* _EXERCISE TASK_: Every line of the material that follows must be printed again exactly.

* _DATA SUPPLIED_:
#####
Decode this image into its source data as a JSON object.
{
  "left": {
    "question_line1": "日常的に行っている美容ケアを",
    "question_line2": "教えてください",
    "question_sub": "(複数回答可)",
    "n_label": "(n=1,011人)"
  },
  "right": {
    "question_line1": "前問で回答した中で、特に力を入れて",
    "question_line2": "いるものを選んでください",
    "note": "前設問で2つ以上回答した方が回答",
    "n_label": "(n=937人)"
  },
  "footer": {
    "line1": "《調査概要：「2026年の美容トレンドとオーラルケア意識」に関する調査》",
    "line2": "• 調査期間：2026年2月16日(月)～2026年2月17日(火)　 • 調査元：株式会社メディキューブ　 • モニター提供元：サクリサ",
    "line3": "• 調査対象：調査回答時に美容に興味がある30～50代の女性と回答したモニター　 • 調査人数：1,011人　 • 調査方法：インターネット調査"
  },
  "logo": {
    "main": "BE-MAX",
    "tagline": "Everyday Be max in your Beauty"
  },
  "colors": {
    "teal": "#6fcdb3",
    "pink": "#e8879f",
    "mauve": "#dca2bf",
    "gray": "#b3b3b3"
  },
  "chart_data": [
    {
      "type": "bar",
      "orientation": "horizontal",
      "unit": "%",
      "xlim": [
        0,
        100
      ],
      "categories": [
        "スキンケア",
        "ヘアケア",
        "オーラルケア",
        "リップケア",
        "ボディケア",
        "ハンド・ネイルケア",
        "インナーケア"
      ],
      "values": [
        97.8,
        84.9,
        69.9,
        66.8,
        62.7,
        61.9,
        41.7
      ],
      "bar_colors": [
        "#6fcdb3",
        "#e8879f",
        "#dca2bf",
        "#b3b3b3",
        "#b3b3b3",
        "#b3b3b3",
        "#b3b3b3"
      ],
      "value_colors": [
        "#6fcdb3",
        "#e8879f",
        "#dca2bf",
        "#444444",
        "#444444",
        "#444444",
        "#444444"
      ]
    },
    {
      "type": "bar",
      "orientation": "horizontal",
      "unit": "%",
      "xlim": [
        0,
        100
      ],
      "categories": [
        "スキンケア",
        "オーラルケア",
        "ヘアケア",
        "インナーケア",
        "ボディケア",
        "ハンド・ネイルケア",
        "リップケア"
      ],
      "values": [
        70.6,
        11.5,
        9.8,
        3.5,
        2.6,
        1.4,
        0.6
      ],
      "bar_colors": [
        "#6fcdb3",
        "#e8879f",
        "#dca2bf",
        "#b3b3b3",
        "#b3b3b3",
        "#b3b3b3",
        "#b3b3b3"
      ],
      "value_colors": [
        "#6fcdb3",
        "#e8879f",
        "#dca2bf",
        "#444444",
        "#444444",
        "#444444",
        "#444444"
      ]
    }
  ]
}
#####
* _TASK OUTPUT_:
Decode this image into its source data as a JSON object.
{
  "left": {
    "question_line1": "日常的に行っている美容ケアを",
    "question_line2": "教えてください",
    "question_sub": "(複数回答可)",
    "n_label": "(n=1,011人)"
  },
  "right": {
    "question_line1": "前問で回答した中で、特に力を入れて",
    "question_line2": "いるものを選んでください",
    "note": "前設問で2つ以上回答した方が回答",
    "n_label": "(n=937人)"
  },
  "footer": {
    "line1": "《調査概要：「2026年の美容トレンドとオーラルケア意識」に関する調査》",
    "line2": "• 調査期間：2026年2月16日(月)～2026年2月17日(火)　 • 調査元：株式会社メディキューブ　 • モニター提供元：サクリサ",
    "line3": "• 調査対象：調査回答時に美容に興味がある30～50代の女性と回答したモニター　 • 調査人数：1,011人　 • 調査方法：インターネット調査"
  },
  "logo": {
    "main": "BE-MAX",
    "tagline": "Everyday Be max in your Beauty"
  },
  "colors": {
    "teal": "#6fcdb3",
    "pink": "#e8879f",
    "mauve": "#dca2bf",
    "gray": "#b3b3b3"
  },
  "chart_data": [
    {
      "type": "bar",
      "orientation": "horizontal",
      "unit": "%",
      "xlim": [
        0,
        100
      ],
      "categories": [
        "スキンケア",
        "ヘアケア",
        "オーラルケア",
        "リップケア",
        "ボディケア",
        "ハンド・ネイルケア",
        "インナーケア"
      ],
      "values": [
        97.8,
        84.9,
        69.9,
        66.8,
        62.7,
        61.9,
        41.7
      ],
      "bar_colors": [
        "#6fcdb3",
        "#e8879f",
        "#dca2bf",
        "#b3b3b3",
        "#b3b3b3",
        "#b3b3b3",
        "#b3b3b3"
      ],
      "value_colors": [
        "#6fcdb3",
        "#e8879f",
        "#dca2bf",
        "#444444",
        "#444444",
        "#444444",
        "#444444"
      ]
    },
    {
      "type": "bar",
      "orientation": "horizontal",
      "unit": "%",
      "xlim": [
        0,
        100
      ],
      "categories": [
        "スキンケア",
        "オーラルケア",
        "ヘアケア",
        "インナーケア",
        "ボディケア",
        "ハンド・ネイルケア",
        "リップケア"
      ],
      "values": [
        70.6,
        11.5,
        9.8,
        3.5,
        2.6,
        1.4,
        0.6
      ],
      "bar_colors": [
        "#6fcdb3",
        "#e8879f",
        "#dca2bf",
        "#b3b3b3",
        "#b3b3b3",
        "#b3b3b3",
        "#b3b3b3"
      ],
      "value_colors": [
        "#6fcdb3",
        "#e8879f",
        "#dca2bf",
        "#444444",
        "#444444",
        "#444444",
        "#444444"
      ]
    }
  ]
}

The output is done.